[Figure content listings]
******

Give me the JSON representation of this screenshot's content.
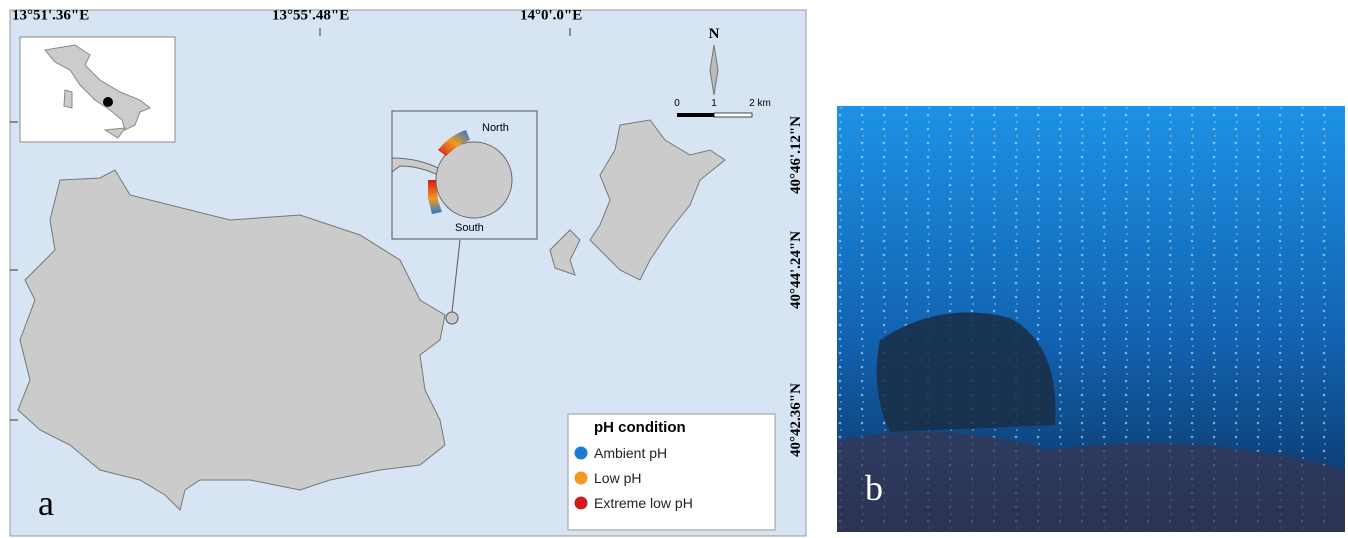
{
  "map": {
    "lon_labels": [
      "13°51'.36\"E",
      "13°55'.48\"E",
      "14°0'.0\"E"
    ],
    "lat_labels": [
      "40°46'.12\"N",
      "40°44'.24\"N",
      "40°42.36\"N"
    ],
    "north": "N",
    "scale_labels": [
      "0",
      "1",
      "2 km"
    ],
    "inset": {
      "north": "North",
      "south": "South"
    },
    "legend": {
      "title": "pH condition",
      "items": [
        {
          "label": "Ambient pH",
          "color": "#1c7ad2"
        },
        {
          "label": "Low pH",
          "color": "#f39a1e"
        },
        {
          "label": "Extreme low pH",
          "color": "#d01c1c"
        }
      ]
    },
    "panel_label": "a"
  },
  "photo": {
    "panel_label": "b"
  }
}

******

THE EXERCISE>
In the records above, collect each line with "color".

FINAL ANSWER>
          "color": "#1c7ad2"
          "color": "#f39a1e"
          "color": "#d01c1c"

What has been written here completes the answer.